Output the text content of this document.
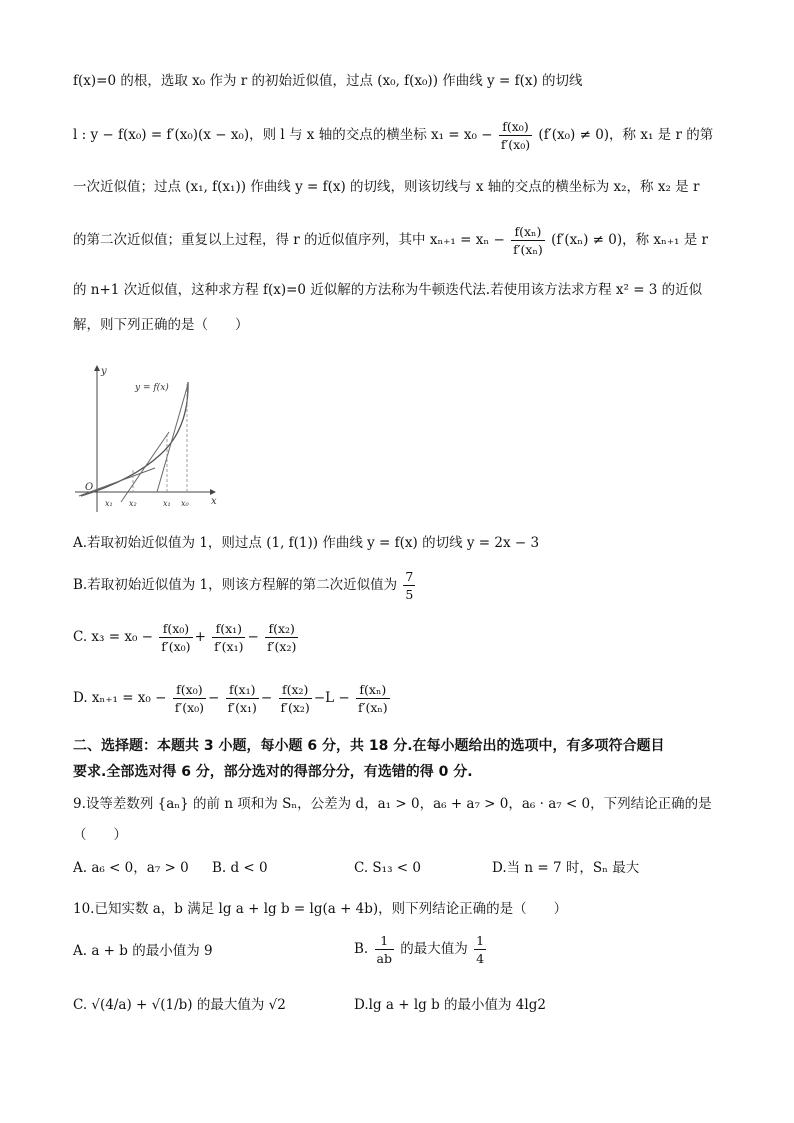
f(x)=0 的根，选取 x₀ 作为 r 的初始近似值，过点 (x₀, f(x₀)) 作曲线 y = f(x) 的切线
l : y − f(x₀) = f′(x₀)(x − x₀)，则 l 与 x 轴的交点的横坐标 $x_1 = x_0 - \frac{\text{f(x₀)}}{\text{f′(x₀)}} (f'(x_0) \ne 0)$，称 x₁ 是 r 的第
一次近似值；过点 (x₁, f(x₁)) 作曲线 y = f(x) 的切线，则该切线与 x 轴的交点的横坐标为 x₂，称 x₂ 是 r
的第二次近似值；重复以上过程，得 r 的近似值序列，其中 $x_{n+1} = x_n - \frac{\text{f(xₙ)}}{\text{f′(xₙ)}} (f'(x_n) \ne 0)$，称 xₙ₊₁ 是 r
的 n+1 次近似值，这种求方程 f(x)=0 近似解的方法称为牛顿迭代法.若使用该方法求方程 x² = 3 的近似
解，则下列正确的是（　　）
y
x
O
y = f(x)
x₁ x₂	x₁ x₀
A.若取初始近似值为 1，则过点 (1, f(1)) 作曲线 y = f(x) 的切线 y = 2x − 3
B.若取初始近似值为 1，则该方程解的第二次近似值为 $\frac{7}{5}$
C. $x_3 = x_0 - \frac{\text{f(x₀)}}{\text{f′(x₀)}} + \frac{\text{f(x₁)}}{\text{f′(x₁)}} - \frac{\text{f(x₂)}}{\text{f′(x₂)}}$
D. $x_{n+1} = x_0 - \frac{\text{f(x₀)}}{\text{f′(x₀)}} - \frac{\text{f(x₁)}}{\text{f′(x₁)}} - \frac{\text{f(x₂)}}{\text{f′(x₂)}} -L - \frac{\text{f(xₙ)}}{\text{f′(xₙ)}}$
二、选择题：本题共 3 小题，每小题 6 分，共 18 分.在每小题给出的选项中，有多项符合题目
要求.全部选对得 6 分，部分选对的得部分分，有选错的得 0 分.
9.设等差数列 {aₙ} 的前 n 项和为 Sₙ，公差为 d，a₁ > 0，a₆ + a₇ > 0，a₆ · a₇ < 0，下列结论正确的是
（　　）
A. a₆ < 0，a₇ > 0 B. d < 0	C. S₁₃ < 0	D.当 n = 7 时，Sₙ 最大
10.已知实数 a，b 满足 lg a + lg b = lg(a + 4b)，则下列结论正确的是（　　）
A. a + b 的最小值为 9	B. $\frac{1}{ab}$ 的最大值为 $\frac{1}{4}$
C. √(4/a) + √(1/b) 的最大值为 √2	D.lg a + lg b 的最小值为 4lg2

STATED GOAL
Transcribe the full listing character for character. Pictures are excluded.

SOLUTION TO THIS PROBLEM
Output the text content of this document.
f(x)=0 的根，选取 x₀ 作为 r 的初始近似值，过点 (x₀, f(x₀)) 作曲线 y = f(x) 的切线
l : y − f(x₀) = f′(x₀)(x − x₀)，则 l 与 x 轴的交点的横坐标 $x_1 = x_0 - \frac{\text{f(x₀)}}{\text{f′(x₀)}} (f'(x_0) \ne 0)$，称 x₁ 是 r 的第
一次近似值；过点 (x₁, f(x₁)) 作曲线 y = f(x) 的切线，则该切线与 x 轴的交点的横坐标为 x₂，称 x₂ 是 r
的第二次近似值；重复以上过程，得 r 的近似值序列，其中 $x_{n+1} = x_n - \frac{\text{f(xₙ)}}{\text{f′(xₙ)}} (f'(x_n) \ne 0)$，称 xₙ₊₁ 是 r
的 n+1 次近似值，这种求方程 f(x)=0 近似解的方法称为牛顿迭代法.若使用该方法求方程 x² = 3 的近似
解，则下列正确的是（　　）
y
x
O
y = f(x)
x₁ x₂	x₁ x₀
A.若取初始近似值为 1，则过点 (1, f(1)) 作曲线 y = f(x) 的切线 y = 2x − 3
B.若取初始近似值为 1，则该方程解的第二次近似值为 $\frac{7}{5}$
C. $x_3 = x_0 - \frac{\text{f(x₀)}}{\text{f′(x₀)}} + \frac{\text{f(x₁)}}{\text{f′(x₁)}} - \frac{\text{f(x₂)}}{\text{f′(x₂)}}$
D. $x_{n+1} = x_0 - \frac{\text{f(x₀)}}{\text{f′(x₀)}} - \frac{\text{f(x₁)}}{\text{f′(x₁)}} - \frac{\text{f(x₂)}}{\text{f′(x₂)}} -L - \frac{\text{f(xₙ)}}{\text{f′(xₙ)}}$
二、选择题：本题共 3 小题，每小题 6 分，共 18 分.在每小题给出的选项中，有多项符合题目
要求.全部选对得 6 分，部分选对的得部分分，有选错的得 0 分.
9.设等差数列 {aₙ} 的前 n 项和为 Sₙ，公差为 d，a₁ > 0，a₆ + a₇ > 0，a₆ · a₇ < 0，下列结论正确的是
（　　）
A. a₆ < 0，a₇ > 0 B. d < 0	C. S₁₃ < 0	D.当 n = 7 时，Sₙ 最大
10.已知实数 a，b 满足 lg a + lg b = lg(a + 4b)，则下列结论正确的是（　　）
A. a + b 的最小值为 9	B. $\frac{1}{ab}$ 的最大值为 $\frac{1}{4}$
C. √(4/a) + √(1/b) 的最大值为 √2	D.lg a + lg b 的最小值为 4lg2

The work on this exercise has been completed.